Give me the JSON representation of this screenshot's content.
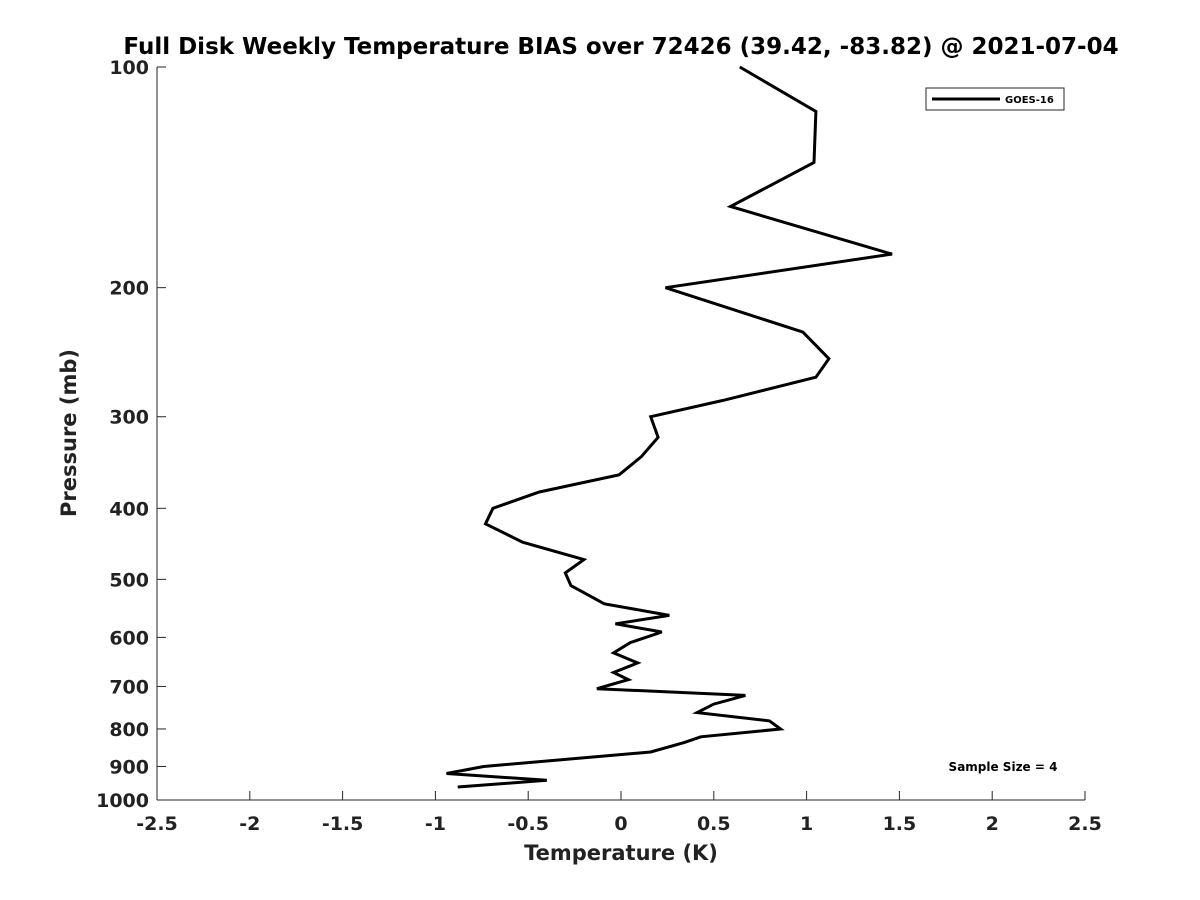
{
  "chart_data": {
    "type": "line",
    "title": "Full Disk Weekly Temperature BIAS over 72426 (39.42, -83.82) @ 2021-07-04",
    "xlabel": "Temperature (K)",
    "ylabel": "Pressure (mb)",
    "xlim": [
      -2.5,
      2.5
    ],
    "ylim": [
      1000,
      100
    ],
    "y_scale": "log",
    "y_reversed": true,
    "x_ticks": [
      "-2.5",
      "-2",
      "-1.5",
      "-1",
      "-0.5",
      "0",
      "0.5",
      "1",
      "1.5",
      "2",
      "2.5"
    ],
    "y_ticks": [
      "100",
      "200",
      "300",
      "400",
      "500",
      "600",
      "700",
      "800",
      "900",
      "1000"
    ],
    "grid": false,
    "legend": {
      "position": "top-right",
      "entries": [
        "GOES-16"
      ]
    },
    "annotation": "Sample Size = 4",
    "series": [
      {
        "name": "GOES-16",
        "color": "#000000",
        "points": [
          {
            "x": 0.64,
            "y": 100
          },
          {
            "x": 1.05,
            "y": 115
          },
          {
            "x": 1.04,
            "y": 135
          },
          {
            "x": 0.59,
            "y": 155
          },
          {
            "x": 1.46,
            "y": 180
          },
          {
            "x": 0.24,
            "y": 200
          },
          {
            "x": 0.98,
            "y": 230
          },
          {
            "x": 1.12,
            "y": 250
          },
          {
            "x": 1.05,
            "y": 265
          },
          {
            "x": 0.55,
            "y": 285
          },
          {
            "x": 0.16,
            "y": 300
          },
          {
            "x": 0.2,
            "y": 320
          },
          {
            "x": 0.11,
            "y": 340
          },
          {
            "x": -0.01,
            "y": 360
          },
          {
            "x": -0.44,
            "y": 380
          },
          {
            "x": -0.69,
            "y": 400
          },
          {
            "x": -0.73,
            "y": 420
          },
          {
            "x": -0.53,
            "y": 445
          },
          {
            "x": -0.2,
            "y": 470
          },
          {
            "x": -0.3,
            "y": 490
          },
          {
            "x": -0.27,
            "y": 510
          },
          {
            "x": -0.09,
            "y": 540
          },
          {
            "x": 0.26,
            "y": 560
          },
          {
            "x": -0.03,
            "y": 575
          },
          {
            "x": 0.22,
            "y": 590
          },
          {
            "x": 0.05,
            "y": 610
          },
          {
            "x": -0.04,
            "y": 630
          },
          {
            "x": 0.09,
            "y": 650
          },
          {
            "x": -0.04,
            "y": 670
          },
          {
            "x": 0.04,
            "y": 685
          },
          {
            "x": -0.13,
            "y": 705
          },
          {
            "x": 0.67,
            "y": 720
          },
          {
            "x": 0.5,
            "y": 740
          },
          {
            "x": 0.41,
            "y": 760
          },
          {
            "x": 0.8,
            "y": 780
          },
          {
            "x": 0.86,
            "y": 800
          },
          {
            "x": 0.43,
            "y": 820
          },
          {
            "x": 0.34,
            "y": 835
          },
          {
            "x": 0.16,
            "y": 860
          },
          {
            "x": -0.74,
            "y": 900
          },
          {
            "x": -0.94,
            "y": 920
          },
          {
            "x": -0.4,
            "y": 940
          },
          {
            "x": -0.88,
            "y": 960
          }
        ]
      }
    ]
  }
}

▸ THE TASK: From the material above, gather all lines that include the string "Temperature" and copy them.

▸ RESULT OF THIS TASK:
    "title": "Full Disk Weekly Temperature BIAS over 72426 (39.42, -83.82) @ 2021-07-04",
    "xlabel": "Temperature (K)",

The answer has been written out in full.